▶ **WHAT IS BEING ASKED**: Copy every line of the entries that includes the word "дней".

◆ ◆ ◆ ◆

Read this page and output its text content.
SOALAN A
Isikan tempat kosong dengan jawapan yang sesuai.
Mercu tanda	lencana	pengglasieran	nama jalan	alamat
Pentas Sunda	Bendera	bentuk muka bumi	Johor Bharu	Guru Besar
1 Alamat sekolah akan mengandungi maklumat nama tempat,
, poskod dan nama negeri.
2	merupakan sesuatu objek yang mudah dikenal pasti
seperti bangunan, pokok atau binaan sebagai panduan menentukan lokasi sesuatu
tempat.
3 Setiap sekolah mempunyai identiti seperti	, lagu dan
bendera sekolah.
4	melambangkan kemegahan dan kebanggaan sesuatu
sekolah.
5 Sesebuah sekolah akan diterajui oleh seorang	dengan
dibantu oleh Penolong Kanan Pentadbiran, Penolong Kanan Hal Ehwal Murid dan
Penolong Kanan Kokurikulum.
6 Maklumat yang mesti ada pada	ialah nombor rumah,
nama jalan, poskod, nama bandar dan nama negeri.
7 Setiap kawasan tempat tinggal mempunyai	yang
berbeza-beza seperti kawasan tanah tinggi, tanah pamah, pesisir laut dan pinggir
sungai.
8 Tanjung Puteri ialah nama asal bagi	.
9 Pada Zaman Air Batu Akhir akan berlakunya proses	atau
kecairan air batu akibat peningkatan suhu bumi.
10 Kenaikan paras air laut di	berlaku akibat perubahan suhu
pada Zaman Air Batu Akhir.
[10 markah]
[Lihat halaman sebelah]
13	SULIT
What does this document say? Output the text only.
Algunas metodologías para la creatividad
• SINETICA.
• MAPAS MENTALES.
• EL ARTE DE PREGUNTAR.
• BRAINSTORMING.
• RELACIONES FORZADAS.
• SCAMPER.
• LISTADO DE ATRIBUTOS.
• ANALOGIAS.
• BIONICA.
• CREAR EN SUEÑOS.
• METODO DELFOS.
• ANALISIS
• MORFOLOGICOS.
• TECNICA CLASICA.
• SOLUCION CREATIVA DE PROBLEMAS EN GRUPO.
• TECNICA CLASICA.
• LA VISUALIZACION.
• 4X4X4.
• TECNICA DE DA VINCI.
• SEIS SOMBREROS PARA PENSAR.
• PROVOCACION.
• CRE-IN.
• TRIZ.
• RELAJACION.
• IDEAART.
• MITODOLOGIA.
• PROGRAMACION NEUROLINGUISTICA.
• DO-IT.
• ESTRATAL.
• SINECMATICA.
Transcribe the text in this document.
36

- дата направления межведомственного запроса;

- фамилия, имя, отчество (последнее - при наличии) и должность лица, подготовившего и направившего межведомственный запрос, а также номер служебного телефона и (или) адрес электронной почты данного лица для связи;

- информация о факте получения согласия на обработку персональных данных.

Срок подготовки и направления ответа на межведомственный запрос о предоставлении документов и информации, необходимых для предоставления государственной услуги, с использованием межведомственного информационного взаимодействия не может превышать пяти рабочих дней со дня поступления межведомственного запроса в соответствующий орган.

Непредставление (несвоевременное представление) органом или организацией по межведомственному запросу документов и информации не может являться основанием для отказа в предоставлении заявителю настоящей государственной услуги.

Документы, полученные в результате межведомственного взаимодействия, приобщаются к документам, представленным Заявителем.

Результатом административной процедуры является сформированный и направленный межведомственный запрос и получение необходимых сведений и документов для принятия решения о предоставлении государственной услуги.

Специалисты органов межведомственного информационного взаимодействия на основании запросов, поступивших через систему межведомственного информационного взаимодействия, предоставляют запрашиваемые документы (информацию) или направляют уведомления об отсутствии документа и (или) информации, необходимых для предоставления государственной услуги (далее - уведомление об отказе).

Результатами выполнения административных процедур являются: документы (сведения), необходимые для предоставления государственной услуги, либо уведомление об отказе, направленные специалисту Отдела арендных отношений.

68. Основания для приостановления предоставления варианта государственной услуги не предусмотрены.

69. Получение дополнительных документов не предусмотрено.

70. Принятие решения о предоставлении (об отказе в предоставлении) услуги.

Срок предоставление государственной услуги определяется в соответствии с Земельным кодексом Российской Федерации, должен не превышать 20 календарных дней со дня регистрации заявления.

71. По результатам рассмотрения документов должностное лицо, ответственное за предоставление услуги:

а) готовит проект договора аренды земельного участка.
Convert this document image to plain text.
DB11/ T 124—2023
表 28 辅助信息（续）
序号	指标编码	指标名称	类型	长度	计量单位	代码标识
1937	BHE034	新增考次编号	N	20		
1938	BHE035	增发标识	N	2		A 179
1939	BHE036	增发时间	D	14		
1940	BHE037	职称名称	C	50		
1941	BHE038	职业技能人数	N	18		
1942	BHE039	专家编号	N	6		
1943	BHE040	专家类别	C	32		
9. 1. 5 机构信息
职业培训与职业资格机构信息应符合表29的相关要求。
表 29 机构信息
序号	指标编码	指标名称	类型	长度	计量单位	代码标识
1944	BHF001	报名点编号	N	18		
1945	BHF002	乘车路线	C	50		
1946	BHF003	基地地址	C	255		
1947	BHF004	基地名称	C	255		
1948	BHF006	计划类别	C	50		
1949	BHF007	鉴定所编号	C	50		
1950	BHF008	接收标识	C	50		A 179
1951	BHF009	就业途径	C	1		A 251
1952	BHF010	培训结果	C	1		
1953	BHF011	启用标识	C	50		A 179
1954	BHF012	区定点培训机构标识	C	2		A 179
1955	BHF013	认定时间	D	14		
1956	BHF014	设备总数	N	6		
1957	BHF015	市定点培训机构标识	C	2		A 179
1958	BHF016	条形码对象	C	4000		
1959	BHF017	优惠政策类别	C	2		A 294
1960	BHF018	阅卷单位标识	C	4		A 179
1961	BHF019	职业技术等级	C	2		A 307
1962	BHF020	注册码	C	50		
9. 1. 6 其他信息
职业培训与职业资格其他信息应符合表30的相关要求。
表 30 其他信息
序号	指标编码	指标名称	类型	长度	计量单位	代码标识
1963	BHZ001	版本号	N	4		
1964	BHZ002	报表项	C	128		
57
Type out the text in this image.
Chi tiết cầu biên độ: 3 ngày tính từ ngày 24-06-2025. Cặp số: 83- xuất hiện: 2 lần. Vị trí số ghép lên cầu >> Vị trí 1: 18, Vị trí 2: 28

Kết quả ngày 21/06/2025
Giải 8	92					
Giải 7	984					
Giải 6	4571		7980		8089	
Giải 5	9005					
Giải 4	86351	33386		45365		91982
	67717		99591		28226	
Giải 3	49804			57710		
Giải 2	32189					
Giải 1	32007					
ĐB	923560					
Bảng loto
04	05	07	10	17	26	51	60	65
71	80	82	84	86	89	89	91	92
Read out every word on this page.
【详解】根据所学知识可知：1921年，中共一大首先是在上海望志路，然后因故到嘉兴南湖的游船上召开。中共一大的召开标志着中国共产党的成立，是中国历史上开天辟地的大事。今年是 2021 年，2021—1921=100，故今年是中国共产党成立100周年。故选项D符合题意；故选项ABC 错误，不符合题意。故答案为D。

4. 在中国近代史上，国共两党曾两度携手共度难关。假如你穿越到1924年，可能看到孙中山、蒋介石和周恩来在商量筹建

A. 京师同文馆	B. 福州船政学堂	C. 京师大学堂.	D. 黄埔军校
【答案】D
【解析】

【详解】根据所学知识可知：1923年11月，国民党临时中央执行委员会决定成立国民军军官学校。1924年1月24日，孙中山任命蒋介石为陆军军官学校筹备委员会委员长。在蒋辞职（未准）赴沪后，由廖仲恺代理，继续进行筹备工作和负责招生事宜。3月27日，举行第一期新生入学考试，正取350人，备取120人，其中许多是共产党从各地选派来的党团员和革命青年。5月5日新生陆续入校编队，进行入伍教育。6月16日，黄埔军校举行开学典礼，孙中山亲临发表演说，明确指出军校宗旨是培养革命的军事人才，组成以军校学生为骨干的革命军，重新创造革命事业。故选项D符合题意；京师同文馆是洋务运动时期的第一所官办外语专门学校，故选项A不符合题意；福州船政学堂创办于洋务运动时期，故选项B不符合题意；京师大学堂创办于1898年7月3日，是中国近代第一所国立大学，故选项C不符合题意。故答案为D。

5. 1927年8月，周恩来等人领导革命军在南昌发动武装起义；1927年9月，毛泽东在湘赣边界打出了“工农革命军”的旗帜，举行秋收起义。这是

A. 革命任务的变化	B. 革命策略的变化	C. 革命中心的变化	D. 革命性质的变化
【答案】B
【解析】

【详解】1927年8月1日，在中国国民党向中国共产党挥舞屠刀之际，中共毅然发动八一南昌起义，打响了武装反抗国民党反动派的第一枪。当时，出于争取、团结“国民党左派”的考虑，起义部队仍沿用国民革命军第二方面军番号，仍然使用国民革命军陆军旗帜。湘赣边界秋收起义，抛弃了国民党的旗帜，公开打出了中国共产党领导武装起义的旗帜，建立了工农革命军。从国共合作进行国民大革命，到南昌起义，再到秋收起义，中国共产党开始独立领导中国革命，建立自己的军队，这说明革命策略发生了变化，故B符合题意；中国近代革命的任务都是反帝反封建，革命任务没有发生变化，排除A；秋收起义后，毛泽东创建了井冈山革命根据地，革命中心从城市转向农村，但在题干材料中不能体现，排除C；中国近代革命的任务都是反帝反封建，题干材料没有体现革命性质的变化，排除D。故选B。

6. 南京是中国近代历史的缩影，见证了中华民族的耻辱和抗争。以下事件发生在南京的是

◆ ◆ ◆ ◆

▶ **THE SOLUTION**:
Срок подготовки и направления ответа на межведомственный запрос о предоставлении документов и информации, необходимых для предоставления государственной услуги, с использованием межведомственного информационного взаимодействия не может превышать пяти рабочих дней со дня поступления межведомственного запроса в соответствующий орган.
Срок предоставление государственной услуги определяется в соответствии с Земельным кодексом Российской Федерации, должен не превышать 20 календарных дней со дня регистрации заявления.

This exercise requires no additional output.